Collected data -
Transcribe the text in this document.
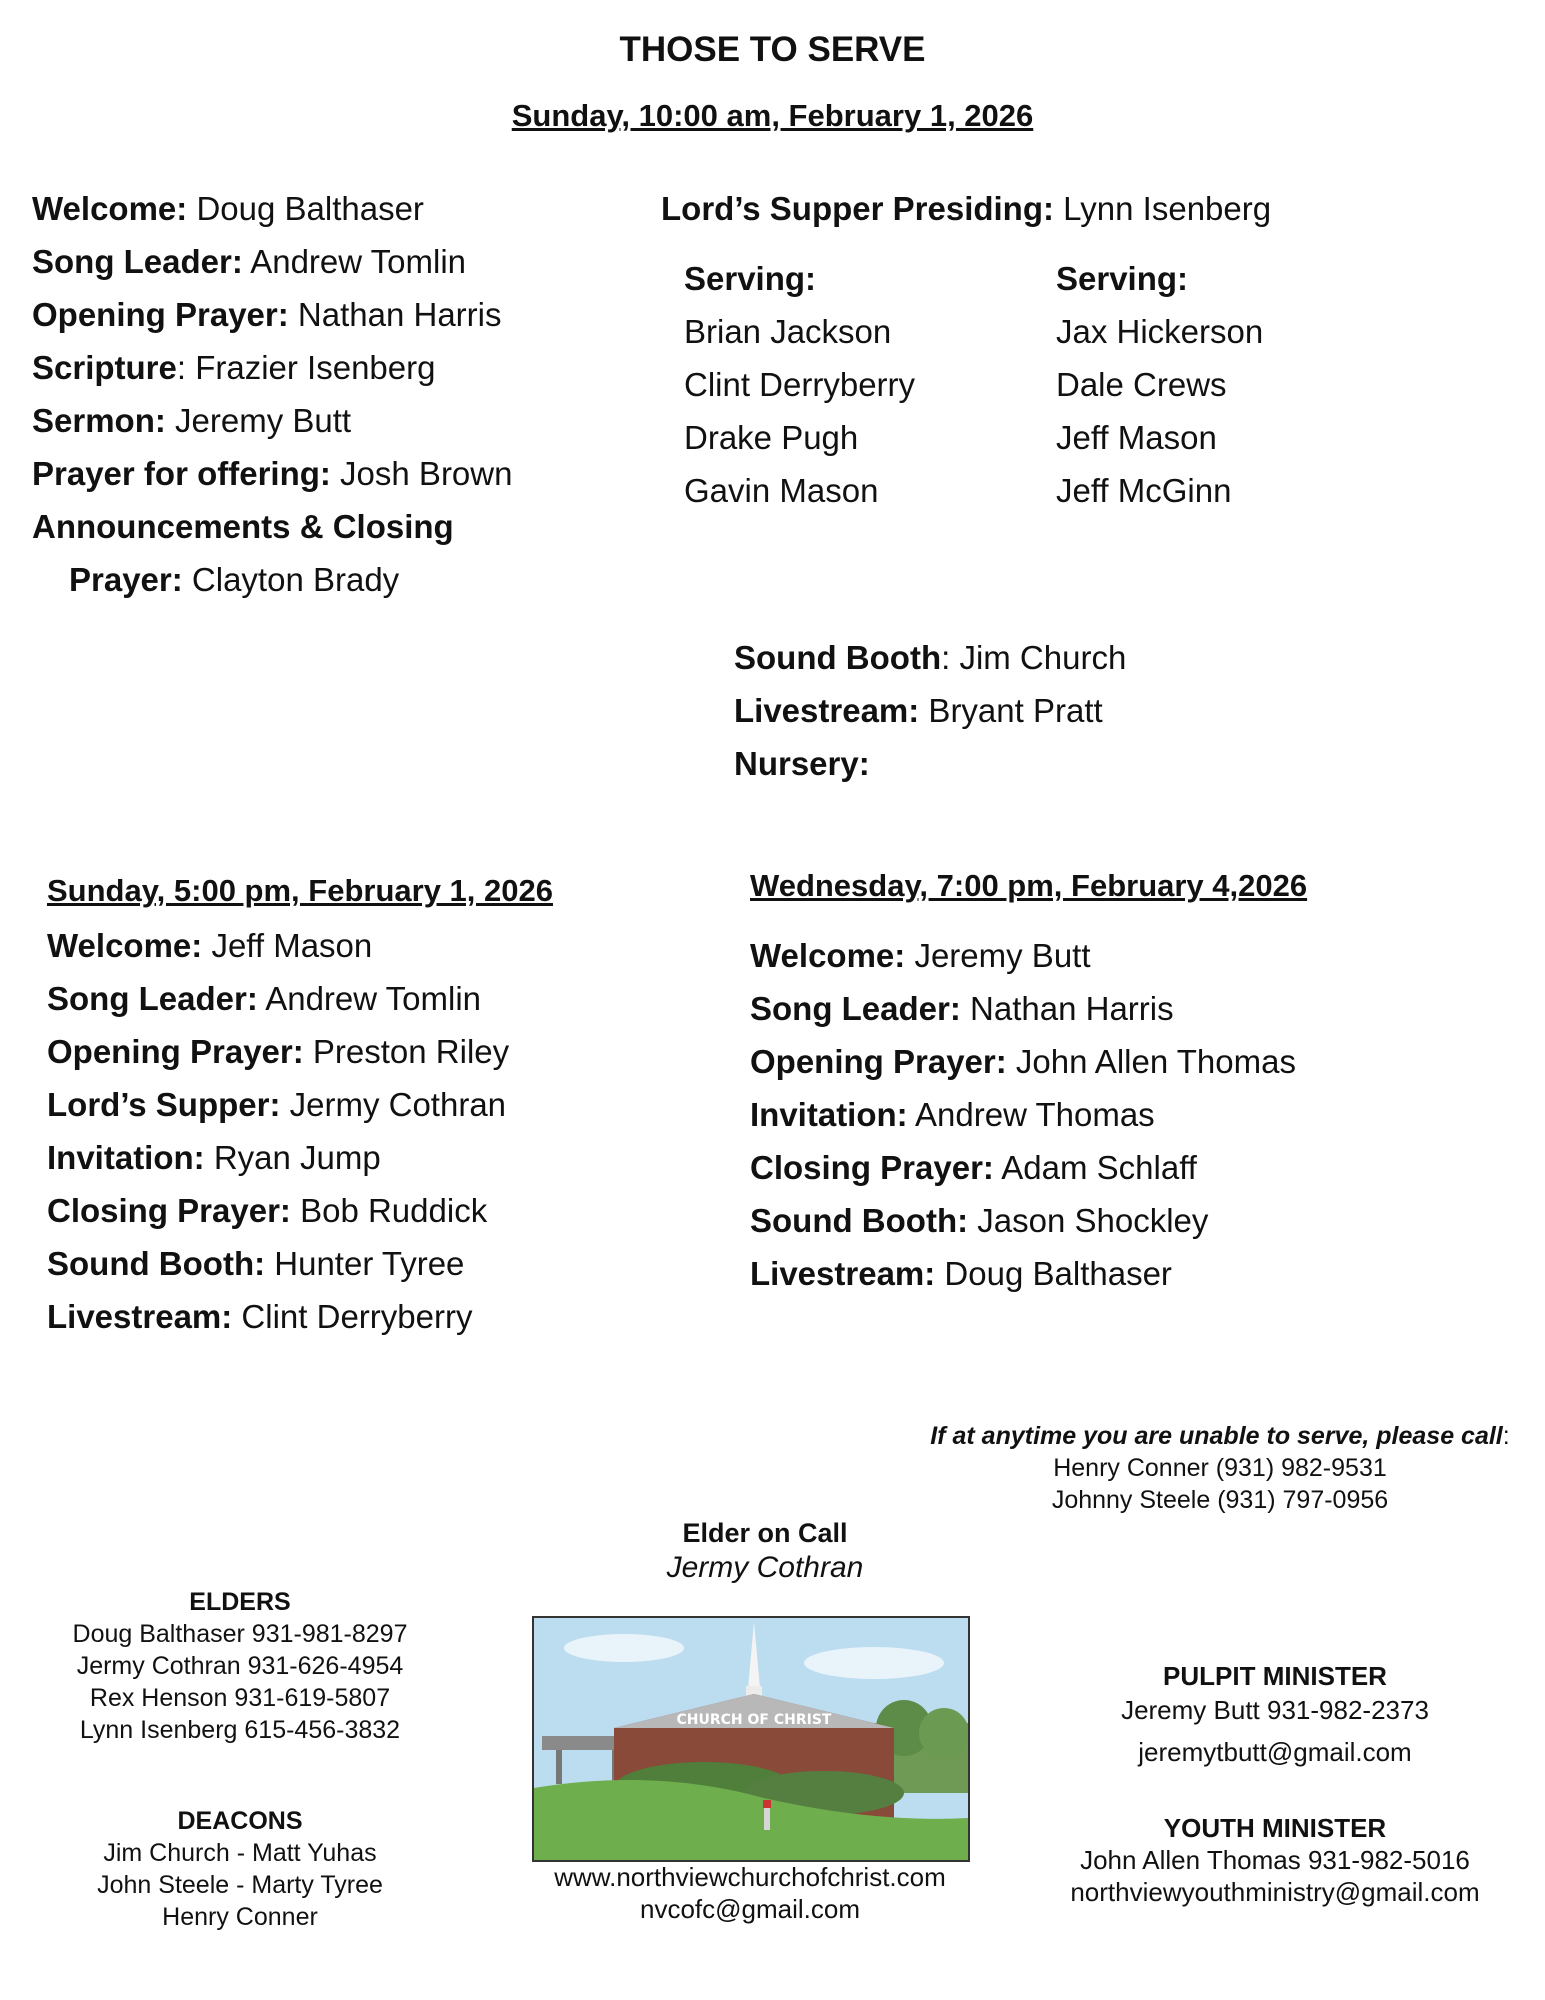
THOSE TO SERVE
Sunday, 10:00 am, February 1, 2026
Welcome: Doug Balthaser
Song Leader: Andrew Tomlin
Opening Prayer: Nathan Harris
Scripture: Frazier Isenberg
Sermon: Jeremy Butt
Prayer for offering: Josh Brown
Announcements & Closing
Prayer: Clayton Brady
Lord’s Supper Presiding: Lynn Isenberg
Serving:
Brian Jackson
Clint Derryberry
Drake Pugh
Gavin Mason
Serving:
Jax Hickerson
Dale Crews
Jeff Mason
Jeff McGinn
Sound Booth: Jim Church
Livestream: Bryant Pratt
Nursery:
Sunday, 5:00 pm, February 1, 2026
Welcome: Jeff Mason
Song Leader: Andrew Tomlin
Opening Prayer: Preston Riley
Lord’s Supper: Jermy Cothran
Invitation: Ryan Jump
Closing Prayer: Bob Ruddick
Sound Booth: Hunter Tyree
Livestream: Clint Derryberry
Wednesday, 7:00 pm, February 4,2026
Welcome: Jeremy Butt
Song Leader: Nathan Harris
Opening Prayer: John Allen Thomas
Invitation: Andrew Thomas
Closing Prayer: Adam Schlaff
Sound Booth: Jason Shockley
Livestream: Doug Balthaser
If at anytime you are unable to serve, please call:
Henry Conner (931) 982-9531
Johnny Steele (931) 797-0956
Elder on Call
Jermy Cothran
ELDERS
Doug Balthaser 931-981-8297
Jermy Cothran 931-626-4954
Rex Henson 931-619-5807
Lynn Isenberg 615-456-3832
DEACONS
Jim Church - Matt Yuhas
John Steele - Marty Tyree
Henry Conner
CHURCH OF CHRIST
www.northviewchurchofchrist.com
nvcofc@gmail.com
PULPIT MINISTER
Jeremy Butt 931-982-2373
jeremytbutt@gmail.com
YOUTH MINISTER
John Allen Thomas 931-982-5016
northviewyouthministry@gmail.com
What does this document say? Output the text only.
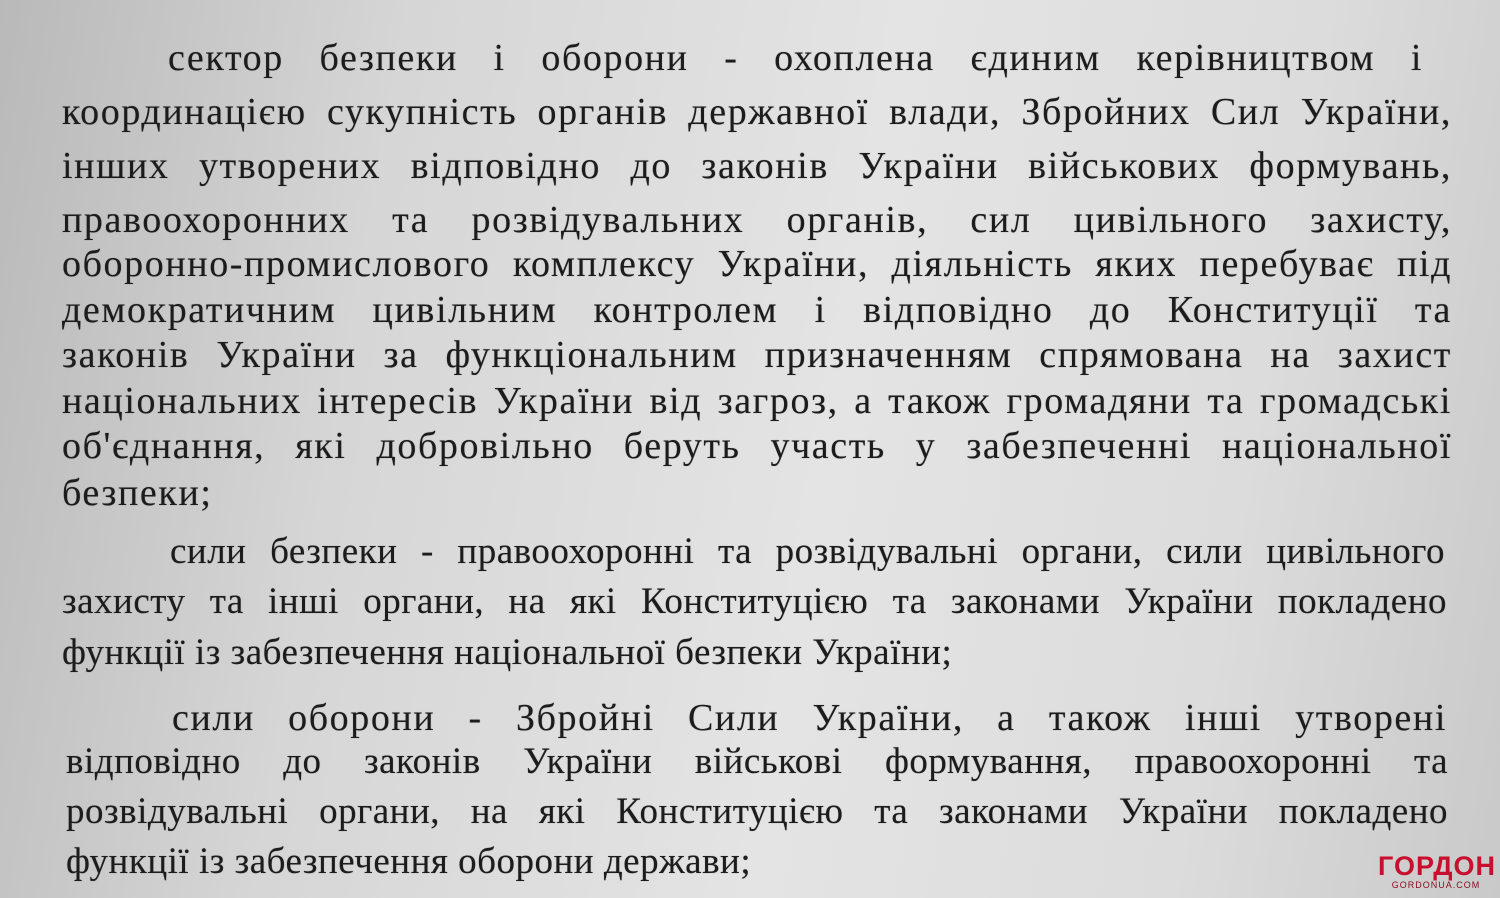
сектор безпеки і оборони - охоплена єдиним керівництвом і
координацією сукупність органів державної влади, Збройних Сил України,
інших утворених відповідно до законів України військових формувань,
правоохоронних та розвідувальних органів, сил цивільного захисту,
оборонно-промислового комплексу України, діяльність яких перебуває під
демократичним цивільним контролем і відповідно до Конституції та
законів України за функціональним призначенням спрямована на захист
національних інтересів України від загроз, а також громадяни та громадські
об'єднання, які добровільно беруть участь у забезпеченні національної
безпеки;
сили безпеки - правоохоронні та розвідувальні органи, сили цивільного
захисту та інші органи, на які Конституцією та законами України покладено
функції із забезпечення національної безпеки України;
сили оборони - Збройні Сили України, а також інші утворені
відповідно до законів України військові формування, правоохоронні та
розвідувальні органи, на які Конституцією та законами України покладено
функції із забезпечення оборони держави;	ГОРДОН
GORDONUA.COM
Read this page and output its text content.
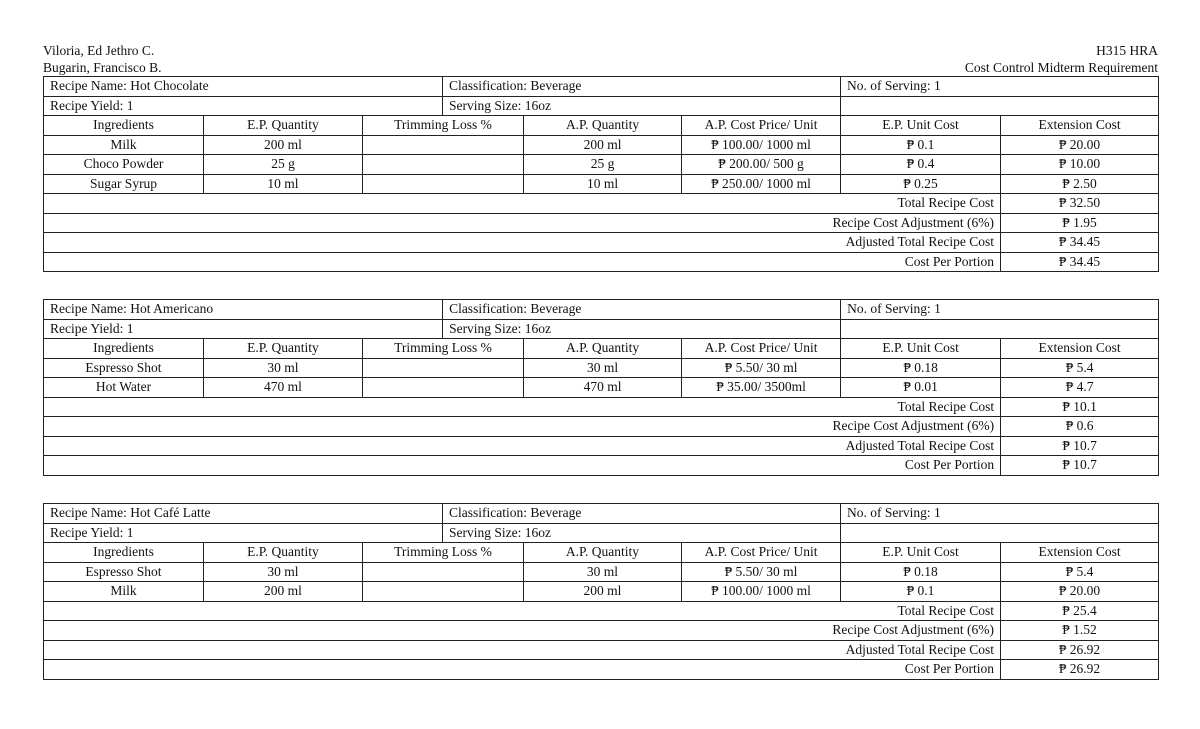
Viloria, Ed Jethro C.	H315 HRA
Bugarin, Francisco B.	Cost Control Midterm Requirement
Recipe Name: Hot Chocolate			Classification: Beverage			No. of Serving: 1	
Recipe Yield: 1			Serving Size: 16oz				
Ingredients	E.P. Quantity	Trimming Loss %		A.P. Quantity	A.P. Cost Price/ Unit	E.P. Unit Cost	Extension Cost
Milk	200 ml			200 ml	₱ 100.00/ 1000 ml	₱ 0.1	₱ 20.00
Choco Powder	25 g			25 g	₱ 200.00/ 500 g	₱ 0.4	₱ 10.00
Sugar Syrup	10 ml			10 ml	₱ 250.00/ 1000 ml	₱ 0.25	₱ 2.50
Total Recipe Cost							₱ 32.50
Recipe Cost Adjustment (6%)							₱ 1.95
Adjusted Total Recipe Cost							₱ 34.45
Cost Per Portion							₱ 34.45
Recipe Name: Hot Americano			Classification: Beverage			No. of Serving: 1	
Recipe Yield: 1			Serving Size: 16oz				
Ingredients	E.P. Quantity	Trimming Loss %		A.P. Quantity	A.P. Cost Price/ Unit	E.P. Unit Cost	Extension Cost
Espresso Shot	30 ml			30 ml	₱ 5.50/ 30 ml	₱ 0.18	₱ 5.4
Hot Water	470 ml			470 ml	₱ 35.00/ 3500ml	₱ 0.01	₱ 4.7
Total Recipe Cost							₱ 10.1
Recipe Cost Adjustment (6%)							₱ 0.6
Adjusted Total Recipe Cost							₱ 10.7
Cost Per Portion							₱ 10.7
Recipe Name: Hot Café Latte			Classification: Beverage			No. of Serving: 1	
Recipe Yield: 1			Serving Size: 16oz				
Ingredients	E.P. Quantity	Trimming Loss %		A.P. Quantity	A.P. Cost Price/ Unit	E.P. Unit Cost	Extension Cost
Espresso Shot	30 ml			30 ml	₱ 5.50/ 30 ml	₱ 0.18	₱ 5.4
Milk	200 ml			200 ml	₱ 100.00/ 1000 ml	₱ 0.1	₱ 20.00
Total Recipe Cost							₱ 25.4
Recipe Cost Adjustment (6%)							₱ 1.52
Adjusted Total Recipe Cost							₱ 26.92
Cost Per Portion							₱ 26.92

Stated goal - Find the lines holding "Doug" and list every one.

Output of the task -
Welcome: Doug Balthaser
Livestream: Doug Balthaser
Doug Balthaser 931-981-8297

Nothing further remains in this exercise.